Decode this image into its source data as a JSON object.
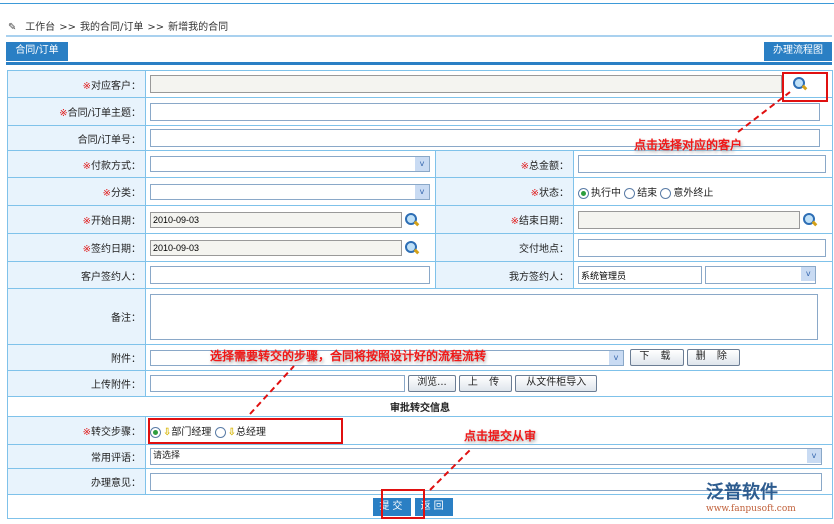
{
  "breadcrumb": {
    "items": [
      "工作台",
      "我的合同/订单",
      "新增我的合同"
    ],
    "sep": ">>"
  },
  "tabs": {
    "active": "合同/订单",
    "flow_button": "办理流程图"
  },
  "fields": {
    "customer": {
      "label": "对应客户：",
      "required": true,
      "value": ""
    },
    "subject": {
      "label": "合同/订单主题：",
      "required": true,
      "value": ""
    },
    "number": {
      "label": "合同/订单号：",
      "value": ""
    },
    "payment": {
      "label": "付款方式：",
      "required": true,
      "value": ""
    },
    "total": {
      "label": "总金额：",
      "required": true,
      "value": ""
    },
    "category": {
      "label": "分类：",
      "required": true,
      "value": ""
    },
    "status": {
      "label": "状态：",
      "required": true,
      "options": [
        "执行中",
        "结束",
        "意外终止"
      ],
      "selected": "执行中"
    },
    "start_date": {
      "label": "开始日期：",
      "required": true,
      "value": "2010-09-03"
    },
    "end_date": {
      "label": "结束日期：",
      "required": true,
      "value": ""
    },
    "sign_date": {
      "label": "签约日期：",
      "required": true,
      "value": "2010-09-03"
    },
    "delivery": {
      "label": "交付地点：",
      "value": ""
    },
    "client_signer": {
      "label": "客户签约人：",
      "value": ""
    },
    "our_signer": {
      "label": "我方签约人：",
      "value": "系统管理员",
      "select": ""
    },
    "remark": {
      "label": "备注：",
      "value": ""
    },
    "attachment": {
      "label": "附件：",
      "download": "下 载",
      "delete": "删 除"
    },
    "upload": {
      "label": "上传附件：",
      "browse": "浏览...",
      "upload": "上 传",
      "import": "从文件柜导入"
    },
    "section_title": "审批转交信息",
    "step": {
      "label": "转交步骤：",
      "required": true,
      "options": [
        "部门经理",
        "总经理"
      ],
      "selected": "部门经理"
    },
    "comment": {
      "label": "常用评语：",
      "value": "请选择"
    },
    "opinion": {
      "label": "办理意见：",
      "value": ""
    }
  },
  "required_mark": "※",
  "buttons": {
    "submit": "提交",
    "back": "返回"
  },
  "annotations": {
    "customer": "点击选择对应的客户",
    "step": "选择需要转交的步骤，合同将按照设计好的流程流转",
    "submit": "点击提交从审"
  },
  "logo": {
    "name": "泛普软件",
    "url": "www.fanpusoft.com"
  }
}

*Your task*
Quote every line word for word and keep the images out of the copy.

*Exercise answer*
Decode this image into its source data as a JSON object.
{
  "breadcrumb": {
    "items": [
      "工作台",
      "我的合同/订单",
      "新增我的合同"
    ],
    "sep": ">>"
  },
  "tabs": {
    "active": "合同/订单",
    "flow_button": "办理流程图"
  },
  "fields": {
    "customer": {
      "label": "对应客户：",
      "required": true,
      "value": ""
    },
    "subject": {
      "label": "合同/订单主题：",
      "required": true,
      "value": ""
    },
    "number": {
      "label": "合同/订单号：",
      "value": ""
    },
    "payment": {
      "label": "付款方式：",
      "required": true,
      "value": ""
    },
    "total": {
      "label": "总金额：",
      "required": true,
      "value": ""
    },
    "category": {
      "label": "分类：",
      "required": true,
      "value": ""
    },
    "status": {
      "label": "状态：",
      "required": true,
      "options": [
        "执行中",
        "结束",
        "意外终止"
      ],
      "selected": "执行中"
    },
    "start_date": {
      "label": "开始日期：",
      "required": true,
      "value": "2010-09-03"
    },
    "end_date": {
      "label": "结束日期：",
      "required": true,
      "value": ""
    },
    "sign_date": {
      "label": "签约日期：",
      "required": true,
      "value": "2010-09-03"
    },
    "delivery": {
      "label": "交付地点：",
      "value": ""
    },
    "client_signer": {
      "label": "客户签约人：",
      "value": ""
    },
    "our_signer": {
      "label": "我方签约人：",
      "value": "系统管理员",
      "select": ""
    },
    "remark": {
      "label": "备注：",
      "value": ""
    },
    "attachment": {
      "label": "附件：",
      "download": "下 载",
      "delete": "删 除"
    },
    "upload": {
      "label": "上传附件：",
      "browse": "浏览...",
      "upload": "上 传",
      "import": "从文件柜导入"
    },
    "section_title": "审批转交信息",
    "step": {
      "label": "转交步骤：",
      "required": true,
      "options": [
        "部门经理",
        "总经理"
      ],
      "selected": "部门经理"
    },
    "comment": {
      "label": "常用评语：",
      "value": "请选择"
    },
    "opinion": {
      "label": "办理意见：",
      "value": ""
    }
  },
  "required_mark": "※",
  "buttons": {
    "submit": "提交",
    "back": "返回"
  },
  "annotations": {
    "customer": "点击选择对应的客户",
    "step": "选择需要转交的步骤，合同将按照设计好的流程流转",
    "submit": "点击提交从审"
  },
  "logo": {
    "name": "泛普软件",
    "url": "www.fanpusoft.com"
  }
}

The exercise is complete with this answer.